### Reading text
════
ConfigMap Creation (nifi.properties)

# operator/resources/configmap.py
from kubernetes import client
from jinja2 import Template
 
NIFI_PROPERTIES_TEMPLATE = """
# NiFi 2.x Properties (Generated by Operator)
# Web Properties
nifi.web.https.host=0.0.0.0
nifi.web.https.port=8443
nifi.web.proxy.host=
 
# Cluster Properties
nifi.cluster.is.node=true
nifi.cluster.node.address=NIFI_POD_NAME.{{ headless_service }}.NIFI_POD_NAMESPACE.svc.cluster.local
nifi.cluster.node.protocol.port=11443
nifi.cluster.node.protocol.max.threads={{ max_threads }}
nifi.cluster.flow.election.max.wait.time=1 min
nifi.cluster.flow.election.max.candidates={{ replicas }}
 
# Load Balancing
nifi.cluster.load.balance.host=NIFI_POD_NAME.{{ headless_service }}.NIFI_POD_NAMESPACE.svc.cluster.local
nifi.cluster.load.balance.port=6342
 
# Initial Node Identities (Kubernetes DNS-based)
════
Rows from a layout dataset:
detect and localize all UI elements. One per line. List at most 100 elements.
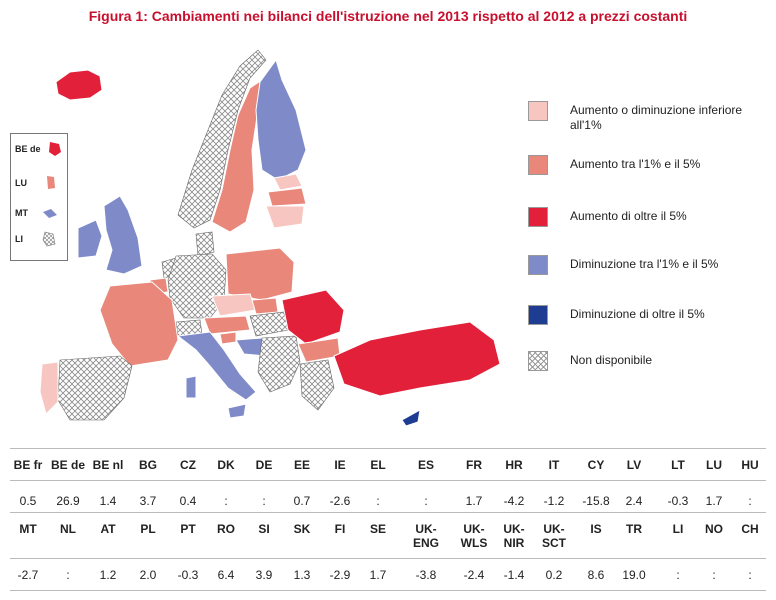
country-code-cell: HU bbox=[741, 458, 759, 472]
value-cell: 0.5 bbox=[19, 494, 37, 508]
value-cell: -1.4 bbox=[503, 568, 525, 582]
country-code-cell: PT bbox=[180, 522, 196, 536]
value-cell: 2.0 bbox=[139, 568, 157, 582]
europe-map bbox=[39, 49, 501, 427]
table-rule bbox=[10, 512, 766, 513]
country-code-cell: NL bbox=[60, 522, 76, 536]
country-code-cell: LT bbox=[671, 458, 685, 472]
value-cell: 0.7 bbox=[293, 494, 311, 508]
country-IE bbox=[77, 219, 103, 259]
country-code-cell: PL bbox=[140, 522, 156, 536]
country-code-cell: ES bbox=[417, 458, 434, 472]
value-cell: : bbox=[224, 494, 228, 508]
value-cell: 3.9 bbox=[255, 568, 273, 582]
value-cell: : bbox=[748, 568, 752, 582]
country-code-cell: CY bbox=[587, 458, 605, 472]
country-code-cell: SI bbox=[258, 522, 270, 536]
country-code-cell: TR bbox=[626, 522, 642, 536]
value-cell: 8.6 bbox=[587, 568, 605, 582]
country-code-cell: CZ bbox=[180, 458, 196, 472]
country-IT bbox=[176, 331, 257, 401]
country-NO bbox=[177, 49, 267, 229]
value-cell: -4.2 bbox=[503, 494, 525, 508]
value-cell: 0.4 bbox=[179, 494, 197, 508]
country-TR bbox=[333, 321, 501, 397]
table-rule bbox=[10, 480, 766, 481]
inset-label-li: LI bbox=[15, 234, 23, 244]
inset-label-mt: MT bbox=[15, 208, 28, 218]
legend-label: Aumento o diminuzione inferiore all'1% bbox=[570, 103, 743, 132]
value-cell: 6.4 bbox=[217, 568, 235, 582]
country-ES bbox=[57, 355, 133, 421]
country-LV bbox=[267, 187, 307, 207]
country-code-cell: EE bbox=[293, 458, 310, 472]
region-balkans bbox=[257, 335, 301, 393]
table-rule bbox=[10, 558, 766, 559]
country-code-cell: LU bbox=[706, 458, 722, 472]
value-cell: -15.8 bbox=[582, 494, 610, 508]
legend-swatch bbox=[528, 255, 548, 275]
country-code-cell: SK bbox=[293, 522, 311, 536]
inset-label-lu: LU bbox=[15, 178, 27, 188]
inset-label-be-de: BE de bbox=[15, 144, 41, 154]
country-RO bbox=[281, 289, 345, 345]
value-cell: 1.2 bbox=[99, 568, 117, 582]
small-countries-inset: BE de LU MT LI bbox=[10, 133, 68, 261]
country-code-cell: BE nl bbox=[92, 458, 124, 472]
value-cell: 26.9 bbox=[56, 494, 80, 508]
country-CZ bbox=[211, 293, 257, 317]
legend-swatch bbox=[528, 207, 548, 227]
value-cell: -2.6 bbox=[329, 494, 351, 508]
inset-shape-lu bbox=[47, 176, 55, 189]
value-cell: 1.7 bbox=[705, 494, 723, 508]
inset-shape-li bbox=[42, 231, 56, 247]
country-code-cell: HR bbox=[505, 458, 523, 472]
country-code-cell: BE fr bbox=[13, 458, 43, 472]
country-code-cell: MT bbox=[19, 522, 37, 536]
legend-label: Aumento di oltre il 5% bbox=[570, 209, 687, 223]
legend-label: Non disponibile bbox=[570, 353, 653, 367]
value-cell: : bbox=[262, 494, 266, 508]
value-cell: : bbox=[376, 494, 380, 508]
country-IT-sardinia bbox=[185, 375, 197, 399]
country-SK bbox=[251, 297, 279, 315]
country-code-cell: DK bbox=[217, 458, 235, 472]
country-code-cell: IS bbox=[590, 522, 602, 536]
legend-swatch bbox=[528, 155, 548, 175]
country-LT bbox=[265, 205, 305, 229]
country-code-cell: LI bbox=[672, 522, 684, 536]
country-code-cell: BG bbox=[139, 458, 157, 472]
country-IT-sicily bbox=[227, 403, 247, 419]
value-cell: : bbox=[424, 494, 428, 508]
value-cell: -0.3 bbox=[177, 568, 199, 582]
value-cell: : bbox=[676, 568, 680, 582]
value-cell: : bbox=[712, 568, 716, 582]
country-code-cell: DE bbox=[255, 458, 273, 472]
country-code-cell: UK- WLS bbox=[460, 522, 488, 550]
country-code-cell: FI bbox=[334, 522, 346, 536]
country-code-cell: SE bbox=[369, 522, 386, 536]
country-code-cell: UK- SCT bbox=[542, 522, 566, 550]
country-DK bbox=[195, 231, 215, 257]
value-cell: 1.7 bbox=[369, 568, 387, 582]
inset-shape-be-de bbox=[49, 142, 61, 156]
country-code-cell: FR bbox=[466, 458, 482, 472]
country-SI bbox=[219, 331, 237, 345]
value-cell: 19.0 bbox=[622, 568, 646, 582]
value-cell: : bbox=[66, 568, 70, 582]
legend-label: Aumento tra l'1% e il 5% bbox=[570, 157, 701, 171]
country-PL bbox=[225, 247, 295, 301]
country-code-cell: BE de bbox=[50, 458, 85, 472]
country-IS bbox=[55, 69, 103, 101]
country-code-cell: AT bbox=[100, 522, 116, 536]
country-code-cell: IT bbox=[548, 458, 560, 472]
country-EL bbox=[299, 359, 335, 411]
legend-label: Diminuzione tra l'1% e il 5% bbox=[570, 257, 719, 271]
value-cell: -2.4 bbox=[463, 568, 485, 582]
country-EE bbox=[273, 173, 303, 191]
country-PT bbox=[39, 361, 59, 415]
country-code-cell: RO bbox=[217, 522, 235, 536]
country-AT bbox=[203, 315, 251, 335]
country-code-cell: UK- ENG bbox=[412, 522, 439, 550]
country-HU bbox=[249, 311, 289, 337]
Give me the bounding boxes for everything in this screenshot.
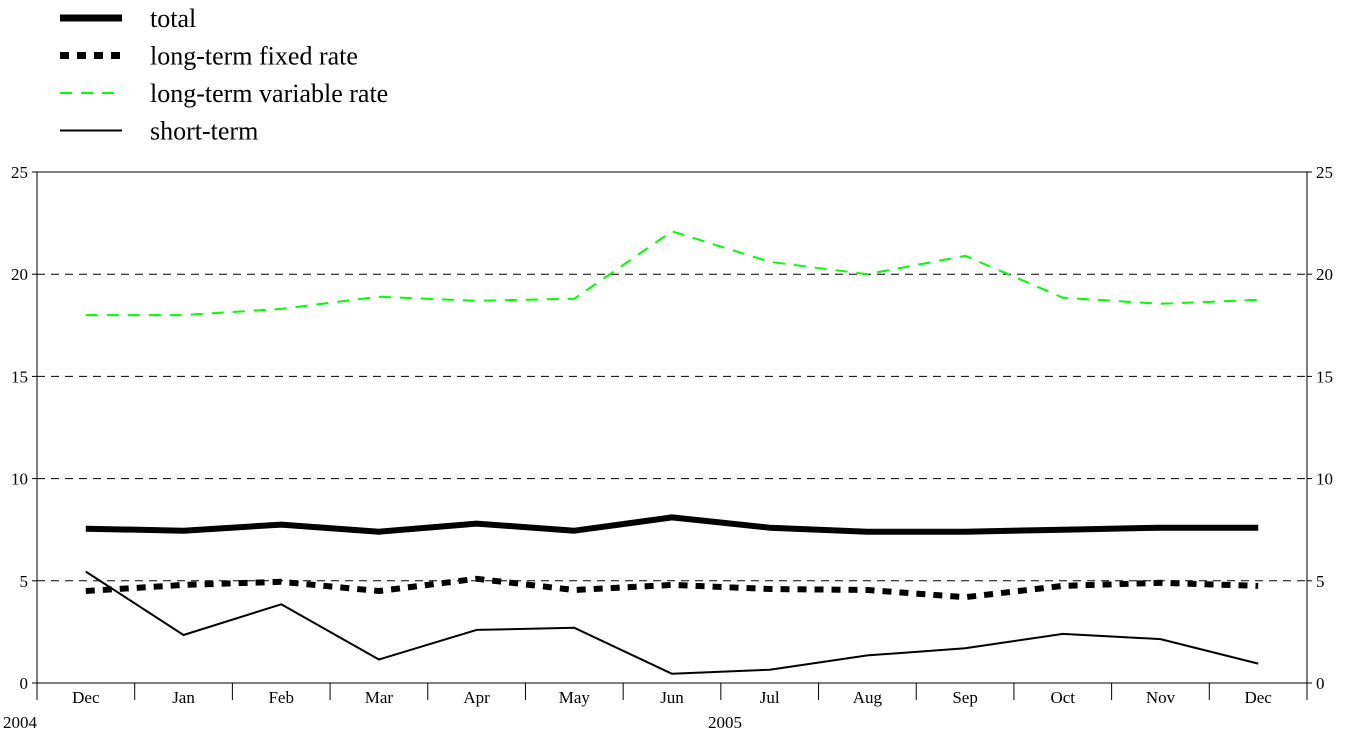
════
### Task requirements
**1.** Answer these questions about the nifi.properties template code:
(a) Which port does the template assign to nifi.web.https.port?
(b) Which port is set for nifi.cluster.load.balance.port?
(c) What value is given for nifi.cluster.flow.election.max.wait.time?
**2.** Continue the nifi.properties template code from its last line.

### Results by task
**1.**
(a) 8443
(b) 6342
(c) 1 min

**2.**
{% for i in range(replicas) %}
nifi.cluster.node.{{ i + 1 }}={{ name }}-nifi-{{ i }}.{{ headless_service }}.{{ namespace }}.svc.cluster.local:11443
{% endfor %}
 
# State Management
nifi.state.management.embedded.zookeeper.start=false
nifi.state.management.provider.cluster=local-provider
 
# Security Properties
nifi.sensitive.props.key={{ sensitive_props_key }}
nifi.security.autoreload.enabled=true
 
# Performance
nifi.bored.yield.duration=10 millis
nifi.queue.backpressure.count=10000
nifi.queue.backpressure.size=1 GB
 
# Data Directories
nifi.flowfile.repository.directory=./data/flowfile_repository
nifi.content.repository.directory.default=./data/content_repository
nifi.provenance.repository.directory.default=./data/provenance_repository
nifi.database.directory=./data/database_repository
"""
 
 
def build_nifi_config(name: str, namespace: str, spec: dict) -> client.V1ConfigMap:
    """Create NiFi configuration ConfigMap"""
    replicas = spec.get('replicas', 1)
    config = spec.get('config', {})
    headless_service = f"{name}-headless"
 
    template = Template(NIFI_PROPERTIES_TEMPLATE)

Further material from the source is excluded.